WHAT IS NEEDED: Your task is to copy every line of this material exactly.

EXERCISE INPUTS:
·····

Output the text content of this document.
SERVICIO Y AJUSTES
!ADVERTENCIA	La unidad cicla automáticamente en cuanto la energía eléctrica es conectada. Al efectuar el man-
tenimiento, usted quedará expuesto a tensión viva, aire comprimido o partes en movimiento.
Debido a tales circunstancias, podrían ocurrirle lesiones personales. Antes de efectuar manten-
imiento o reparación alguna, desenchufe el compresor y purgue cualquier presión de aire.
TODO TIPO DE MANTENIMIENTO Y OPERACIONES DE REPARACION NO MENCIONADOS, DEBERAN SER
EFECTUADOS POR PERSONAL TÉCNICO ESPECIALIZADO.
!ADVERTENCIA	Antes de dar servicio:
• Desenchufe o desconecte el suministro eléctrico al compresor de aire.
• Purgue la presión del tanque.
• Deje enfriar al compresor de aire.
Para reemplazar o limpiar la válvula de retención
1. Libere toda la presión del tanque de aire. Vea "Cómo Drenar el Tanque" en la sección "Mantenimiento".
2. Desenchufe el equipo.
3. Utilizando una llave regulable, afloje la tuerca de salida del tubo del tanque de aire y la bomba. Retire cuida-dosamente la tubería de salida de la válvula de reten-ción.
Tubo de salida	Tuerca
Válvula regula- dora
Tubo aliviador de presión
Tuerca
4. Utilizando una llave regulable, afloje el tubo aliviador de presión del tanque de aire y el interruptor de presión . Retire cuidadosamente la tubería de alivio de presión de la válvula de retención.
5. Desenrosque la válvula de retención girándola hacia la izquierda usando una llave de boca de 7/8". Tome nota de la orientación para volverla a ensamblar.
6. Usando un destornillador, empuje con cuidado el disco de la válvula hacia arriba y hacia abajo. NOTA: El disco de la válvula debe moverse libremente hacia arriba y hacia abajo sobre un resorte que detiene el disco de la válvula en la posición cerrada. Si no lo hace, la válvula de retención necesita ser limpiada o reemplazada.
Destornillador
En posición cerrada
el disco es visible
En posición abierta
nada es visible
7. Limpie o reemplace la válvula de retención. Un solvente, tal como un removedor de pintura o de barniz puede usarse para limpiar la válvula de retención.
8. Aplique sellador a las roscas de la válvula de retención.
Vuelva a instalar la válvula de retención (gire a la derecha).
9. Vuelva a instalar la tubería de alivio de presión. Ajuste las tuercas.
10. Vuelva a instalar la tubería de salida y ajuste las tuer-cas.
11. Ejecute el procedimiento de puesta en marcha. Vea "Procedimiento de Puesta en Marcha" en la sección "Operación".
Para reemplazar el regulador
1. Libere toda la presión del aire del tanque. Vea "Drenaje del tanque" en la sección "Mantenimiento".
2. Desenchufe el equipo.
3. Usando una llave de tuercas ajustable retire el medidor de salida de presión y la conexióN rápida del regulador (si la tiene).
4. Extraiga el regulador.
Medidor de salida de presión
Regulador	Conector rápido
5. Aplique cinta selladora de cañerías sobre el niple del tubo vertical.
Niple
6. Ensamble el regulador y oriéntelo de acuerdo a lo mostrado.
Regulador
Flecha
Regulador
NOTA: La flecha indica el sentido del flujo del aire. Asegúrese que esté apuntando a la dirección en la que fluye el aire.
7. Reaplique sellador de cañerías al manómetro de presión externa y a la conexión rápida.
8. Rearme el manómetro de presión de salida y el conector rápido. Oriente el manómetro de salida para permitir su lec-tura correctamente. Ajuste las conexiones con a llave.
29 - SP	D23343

·····

RESPONSE:
Output the text content of this document.
SERVICIO Y AJUSTES
!ADVERTENCIA	La unidad cicla automáticamente en cuanto la energía eléctrica es conectada. Al efectuar el man-
tenimiento, usted quedará expuesto a tensión viva, aire comprimido o partes en movimiento.
Debido a tales circunstancias, podrían ocurrirle lesiones personales. Antes de efectuar manten-
imiento o reparación alguna, desenchufe el compresor y purgue cualquier presión de aire.
TODO TIPO DE MANTENIMIENTO Y OPERACIONES DE REPARACION NO MENCIONADOS, DEBERAN SER
EFECTUADOS POR PERSONAL TÉCNICO ESPECIALIZADO.
!ADVERTENCIA	Antes de dar servicio:
• Desenchufe o desconecte el suministro eléctrico al compresor de aire.
• Purgue la presión del tanque.
• Deje enfriar al compresor de aire.
Para reemplazar o limpiar la válvula de retención
1. Libere toda la presión del tanque de aire. Vea "Cómo Drenar el Tanque" en la sección "Mantenimiento".
2. Desenchufe el equipo.
3. Utilizando una llave regulable, afloje la tuerca de salida del tubo del tanque de aire y la bomba. Retire cuida-dosamente la tubería de salida de la válvula de reten-ción.
Tubo de salida	Tuerca
Válvula regula- dora
Tubo aliviador de presión
Tuerca
4. Utilizando una llave regulable, afloje el tubo aliviador de presión del tanque de aire y el interruptor de presión . Retire cuidadosamente la tubería de alivio de presión de la válvula de retención.
5. Desenrosque la válvula de retención girándola hacia la izquierda usando una llave de boca de 7/8". Tome nota de la orientación para volverla a ensamblar.
6. Usando un destornillador, empuje con cuidado el disco de la válvula hacia arriba y hacia abajo. NOTA: El disco de la válvula debe moverse libremente hacia arriba y hacia abajo sobre un resorte que detiene el disco de la válvula en la posición cerrada. Si no lo hace, la válvula de retención necesita ser limpiada o reemplazada.
Destornillador
En posición cerrada
el disco es visible
En posición abierta
nada es visible
7. Limpie o reemplace la válvula de retención. Un solvente, tal como un removedor de pintura o de barniz puede usarse para limpiar la válvula de retención.
8. Aplique sellador a las roscas de la válvula de retención.
Vuelva a instalar la válvula de retención (gire a la derecha).
9. Vuelva a instalar la tubería de alivio de presión. Ajuste las tuercas.
10. Vuelva a instalar la tubería de salida y ajuste las tuer-cas.
11. Ejecute el procedimiento de puesta en marcha. Vea "Procedimiento de Puesta en Marcha" en la sección "Operación".
Para reemplazar el regulador
1. Libere toda la presión del aire del tanque. Vea "Drenaje del tanque" en la sección "Mantenimiento".
2. Desenchufe el equipo.
3. Usando una llave de tuercas ajustable retire el medidor de salida de presión y la conexióN rápida del regulador (si la tiene).
4. Extraiga el regulador.
Medidor de salida de presión
Regulador	Conector rápido
5. Aplique cinta selladora de cañerías sobre el niple del tubo vertical.
Niple
6. Ensamble el regulador y oriéntelo de acuerdo a lo mostrado.
Regulador
Flecha
Regulador
NOTA: La flecha indica el sentido del flujo del aire. Asegúrese que esté apuntando a la dirección en la que fluye el aire.
7. Reaplique sellador de cañerías al manómetro de presión externa y a la conexión rápida.
8. Rearme el manómetro de presión de salida y el conector rápido. Oriente el manómetro de salida para permitir su lec-tura correctamente. Ajuste las conexiones con a llave.
29 - SP	D23343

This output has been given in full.